_AIM_
Select every line holding the word "JSON" and copy it.

★ ★ ★

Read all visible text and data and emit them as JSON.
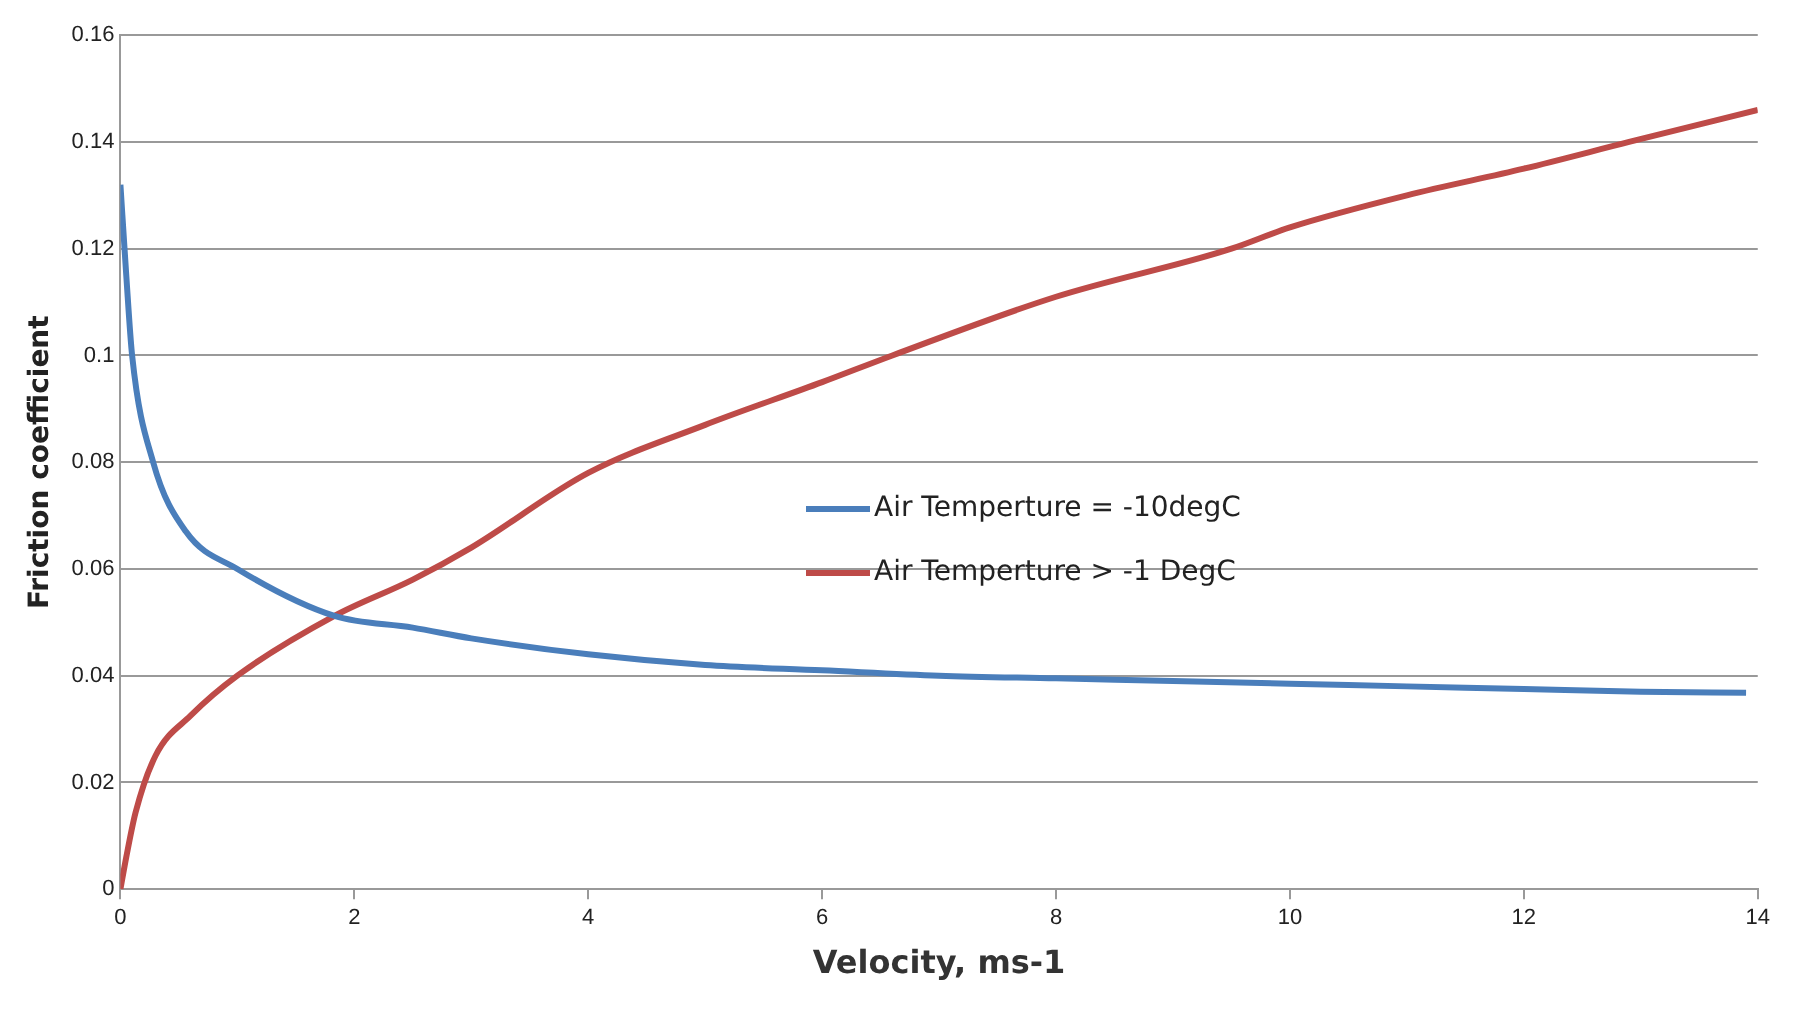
{
  "chart_data": {
    "type": "line",
    "xlabel": "Velocity, ms-1",
    "ylabel": "Friction coefficient",
    "xlim": [
      0,
      14
    ],
    "xticks": [
      0,
      2,
      4,
      6,
      8,
      10,
      12,
      14
    ],
    "ylim": [
      0,
      0.16
    ],
    "yticks": [
      0,
      0.02,
      0.04,
      0.06,
      0.08,
      0.1,
      0.12,
      0.14,
      0.16
    ],
    "grid": "y",
    "legend": "center",
    "marker": "none",
    "line_style": "solid",
    "series": [
      {
        "name": "Air Temperture = -10degC",
        "color": "#4a7ebb",
        "x": [
          0,
          0.05,
          0.1,
          0.28,
          0.56,
          1,
          1.83,
          2.5,
          3,
          4,
          5,
          6,
          7,
          8,
          9,
          10,
          11,
          12,
          13,
          13.9
        ],
        "values": [
          0.132,
          0.115,
          0.1,
          0.08,
          0.067,
          0.06,
          0.0512,
          0.049,
          0.047,
          0.044,
          0.042,
          0.041,
          0.04,
          0.0395,
          0.039,
          0.0385,
          0.038,
          0.0375,
          0.037,
          0.0368
        ]
      },
      {
        "name": "Air Temperture > -1 DegC",
        "color": "#be4b48",
        "x": [
          0,
          0.05,
          0.13,
          0.3,
          0.6,
          1,
          1.83,
          2.5,
          3,
          4,
          5,
          6,
          6.6,
          8,
          9.5,
          10,
          11,
          12,
          12.9,
          14
        ],
        "values": [
          0,
          0.006,
          0.0144,
          0.025,
          0.0325,
          0.04,
          0.0512,
          0.058,
          0.064,
          0.078,
          0.087,
          0.095,
          0.1,
          0.111,
          0.12,
          0.124,
          0.13,
          0.135,
          0.14,
          0.146
        ]
      }
    ]
  }
}
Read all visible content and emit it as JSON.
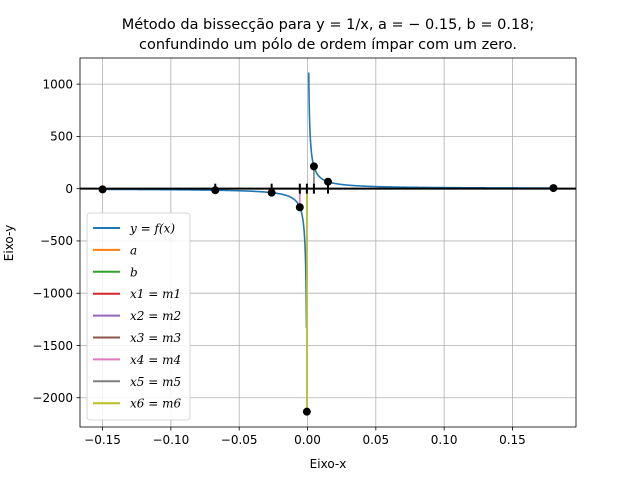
{
  "chart_data": {
    "type": "line",
    "title_lines": [
      "Método da bissecção para y = 1/x,  a = − 0.15,  b = 0.18;",
      "confundindo um pólo de ordem ímpar com um zero."
    ],
    "xlabel": "Eixo-x",
    "ylabel": "Eixo-y",
    "xlim": [
      -0.1665,
      0.1965
    ],
    "ylim": [
      -2280,
      1250
    ],
    "xticks": [
      -0.15,
      -0.1,
      -0.05,
      0.0,
      0.05,
      0.1,
      0.15
    ],
    "xtick_labels": [
      "−0.15",
      "−0.10",
      "−0.05",
      "0.00",
      "0.05",
      "0.10",
      "0.15"
    ],
    "yticks": [
      -2000,
      -1500,
      -1000,
      -500,
      0,
      500,
      1000
    ],
    "ytick_labels": [
      "−2000",
      "−1500",
      "−1000",
      "−500",
      "0",
      "500",
      "1000"
    ],
    "grid": true,
    "legend_position": "lower-left",
    "function_colors": {
      "f": "#1f77b4",
      "a": "#ff7f0e",
      "b": "#2ca02c",
      "m1": "#d62728",
      "m2": "#9467bd",
      "m3": "#8c564b",
      "m4": "#e377c2",
      "m5": "#7f7f7f",
      "m6": "#bcbd22"
    },
    "legend": [
      {
        "label": "y = f(x)",
        "color": "#1f77b4"
      },
      {
        "label": "a",
        "color": "#ff7f0e"
      },
      {
        "label": "b",
        "color": "#2ca02c"
      },
      {
        "label": "x1 = m1",
        "color": "#d62728"
      },
      {
        "label": "x2 = m2",
        "color": "#9467bd"
      },
      {
        "label": "x3 = m3",
        "color": "#8c564b"
      },
      {
        "label": "x4 = m4",
        "color": "#e377c2"
      },
      {
        "label": "x5 = m5",
        "color": "#7f7f7f"
      },
      {
        "label": "x6 = m6",
        "color": "#bcbd22"
      }
    ],
    "points": [
      {
        "x": -0.15,
        "y": -6.67
      },
      {
        "x": 0.18,
        "y": 5.56
      },
      {
        "x": 0.015,
        "y": 66.67
      },
      {
        "x": -0.0675,
        "y": -14.81
      },
      {
        "x": -0.02625,
        "y": -38.1
      },
      {
        "x": -0.005625,
        "y": -177.8
      },
      {
        "x": 0.0046875,
        "y": 213.3
      },
      {
        "x": -0.00046875,
        "y": -2133.3
      }
    ],
    "segments": [
      {
        "x": -0.15,
        "y0": 0,
        "y1": -6.67,
        "color": "#ff7f0e"
      },
      {
        "x": 0.18,
        "y0": 0,
        "y1": 5.56,
        "color": "#2ca02c"
      },
      {
        "x": 0.015,
        "y0": 0,
        "y1": 66.67,
        "color": "#d62728"
      },
      {
        "x": -0.0675,
        "y0": 0,
        "y1": -14.81,
        "color": "#9467bd"
      },
      {
        "x": -0.02625,
        "y0": 0,
        "y1": -38.1,
        "color": "#8c564b"
      },
      {
        "x": -0.005625,
        "y0": 0,
        "y1": -177.8,
        "color": "#e377c2"
      },
      {
        "x": 0.0046875,
        "y0": 0,
        "y1": 213.3,
        "color": "#7f7f7f"
      },
      {
        "x": -0.00046875,
        "y0": 0,
        "y1": -2133.3,
        "color": "#bcbd22"
      }
    ],
    "axis_tick_marks_x": [
      -0.0675,
      -0.02625,
      -0.005625,
      -0.00046875,
      0.0046875,
      0.015
    ]
  }
}
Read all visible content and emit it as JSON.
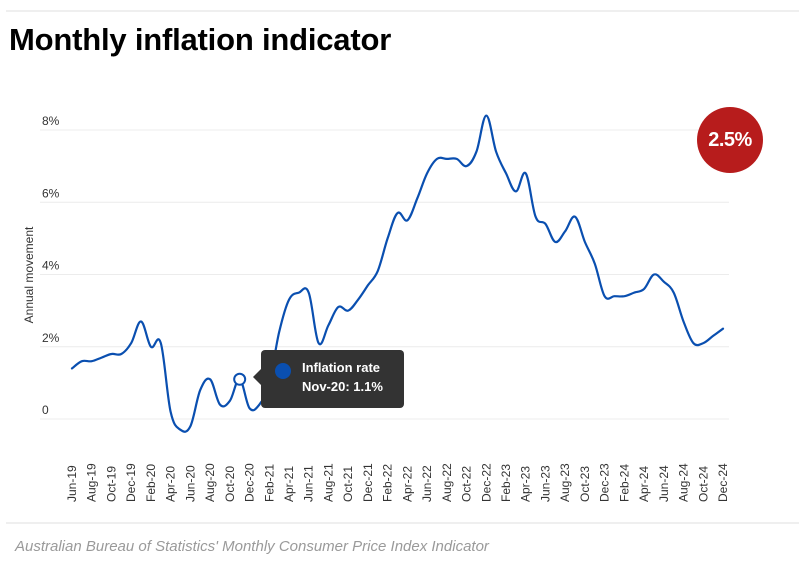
{
  "header": {
    "title": "Monthly inflation indicator"
  },
  "footer": {
    "source": "Australian Bureau of Statistics' Monthly Consumer Price Index Indicator"
  },
  "colors": {
    "line": "#0a4fb0",
    "badge": "#b71c1c",
    "tooltip_bg": "#333333",
    "grid": "#ececec",
    "axis_text": "#333333"
  },
  "badge": {
    "value": "2.5%"
  },
  "tooltip": {
    "series_name": "Inflation rate",
    "text": "Nov-20: 1.1%",
    "highlight_month": "Nov-20",
    "highlight_value": 1.1
  },
  "chart_data": {
    "type": "line",
    "title": "Monthly inflation indicator",
    "xlabel": "",
    "ylabel": "Annual movement",
    "ylim": [
      0,
      8
    ],
    "yticks": [
      {
        "value": 0,
        "label": "0"
      },
      {
        "value": 2,
        "label": "2%"
      },
      {
        "value": 4,
        "label": "4%"
      },
      {
        "value": 6,
        "label": "6%"
      },
      {
        "value": 8,
        "label": "8%"
      }
    ],
    "grid": true,
    "legend": "none",
    "xtick_labels": [
      "Jun-19",
      "Aug-19",
      "Oct-19",
      "Dec-19",
      "Feb-20",
      "Apr-20",
      "Jun-20",
      "Aug-20",
      "Oct-20",
      "Dec-20",
      "Feb-21",
      "Apr-21",
      "Jun-21",
      "Aug-21",
      "Oct-21",
      "Dec-21",
      "Feb-22",
      "Apr-22",
      "Jun-22",
      "Aug-22",
      "Oct-22",
      "Dec-22",
      "Feb-23",
      "Apr-23",
      "Jun-23",
      "Aug-23",
      "Oct-23",
      "Dec-23",
      "Feb-24",
      "Apr-24",
      "Jun-24",
      "Aug-24",
      "Oct-24",
      "Dec-24"
    ],
    "series": [
      {
        "name": "Inflation rate",
        "x": [
          "Jun-19",
          "Jul-19",
          "Aug-19",
          "Sep-19",
          "Oct-19",
          "Nov-19",
          "Dec-19",
          "Jan-20",
          "Feb-20",
          "Mar-20",
          "Apr-20",
          "May-20",
          "Jun-20",
          "Jul-20",
          "Aug-20",
          "Sep-20",
          "Oct-20",
          "Nov-20",
          "Dec-20",
          "Jan-21",
          "Feb-21",
          "Mar-21",
          "Apr-21",
          "May-21",
          "Jun-21",
          "Jul-21",
          "Aug-21",
          "Sep-21",
          "Oct-21",
          "Nov-21",
          "Dec-21",
          "Jan-22",
          "Feb-22",
          "Mar-22",
          "Apr-22",
          "May-22",
          "Jun-22",
          "Jul-22",
          "Aug-22",
          "Sep-22",
          "Oct-22",
          "Nov-22",
          "Dec-22",
          "Jan-23",
          "Feb-23",
          "Mar-23",
          "Apr-23",
          "May-23",
          "Jun-23",
          "Jul-23",
          "Aug-23",
          "Sep-23",
          "Oct-23",
          "Nov-23",
          "Dec-23",
          "Jan-24",
          "Feb-24",
          "Mar-24",
          "Apr-24",
          "May-24",
          "Jun-24",
          "Jul-24",
          "Aug-24",
          "Sep-24",
          "Oct-24",
          "Nov-24",
          "Dec-24"
        ],
        "values": [
          1.4,
          1.6,
          1.6,
          1.7,
          1.8,
          1.8,
          2.1,
          2.7,
          2.0,
          2.1,
          0.2,
          -0.3,
          -0.2,
          0.8,
          1.1,
          0.4,
          0.5,
          1.1,
          0.3,
          0.4,
          1.0,
          2.4,
          3.3,
          3.5,
          3.5,
          2.1,
          2.6,
          3.1,
          3.0,
          3.3,
          3.7,
          4.1,
          5.0,
          5.7,
          5.5,
          6.1,
          6.8,
          7.2,
          7.2,
          7.2,
          7.0,
          7.4,
          8.4,
          7.4,
          6.8,
          6.3,
          6.8,
          5.6,
          5.4,
          4.9,
          5.2,
          5.6,
          4.9,
          4.3,
          3.4,
          3.4,
          3.4,
          3.5,
          3.6,
          4.0,
          3.8,
          3.5,
          2.7,
          2.1,
          2.1,
          2.3,
          2.5
        ]
      }
    ]
  }
}
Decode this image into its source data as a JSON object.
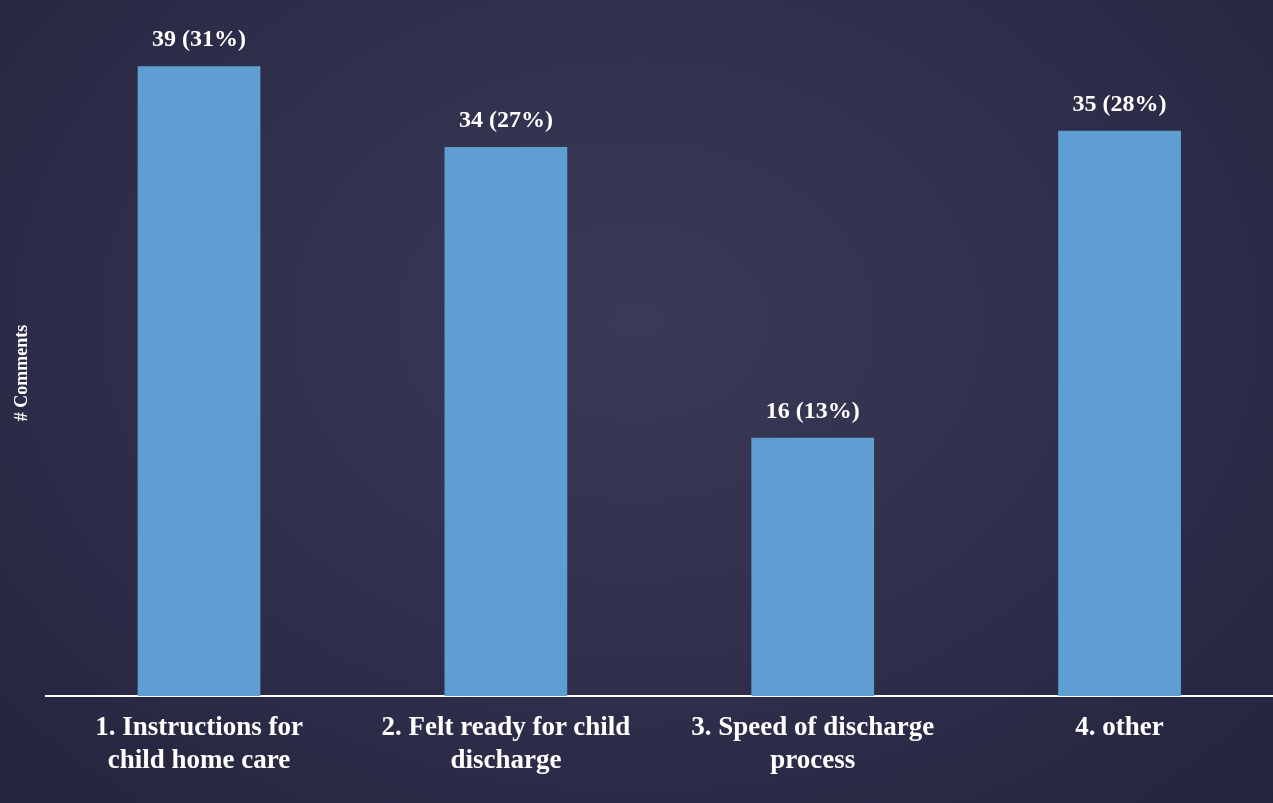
{
  "chart_data": {
    "type": "bar",
    "ylabel": "# Comments",
    "categories": [
      "1. Instructions for child home care",
      "2. Felt ready for child discharge",
      "3. Speed of discharge process",
      "4. other"
    ],
    "values": [
      39,
      34,
      16,
      35
    ],
    "color": "#5f9ed2",
    "value_labels": [
      "39 (31%)",
      "34 (27%)",
      "16 (13%)",
      "35 (28%)"
    ],
    "grid": false,
    "legend": false,
    "tick_labels": "x"
  }
}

★ ★ ★

_TASK OUTPUT_
Read all visible text and data and emit them as JSON.
Read all visible content and emit it as JSON.
Read all visible content and emit it as JSON.
Decode this image into its source data as a JSON object.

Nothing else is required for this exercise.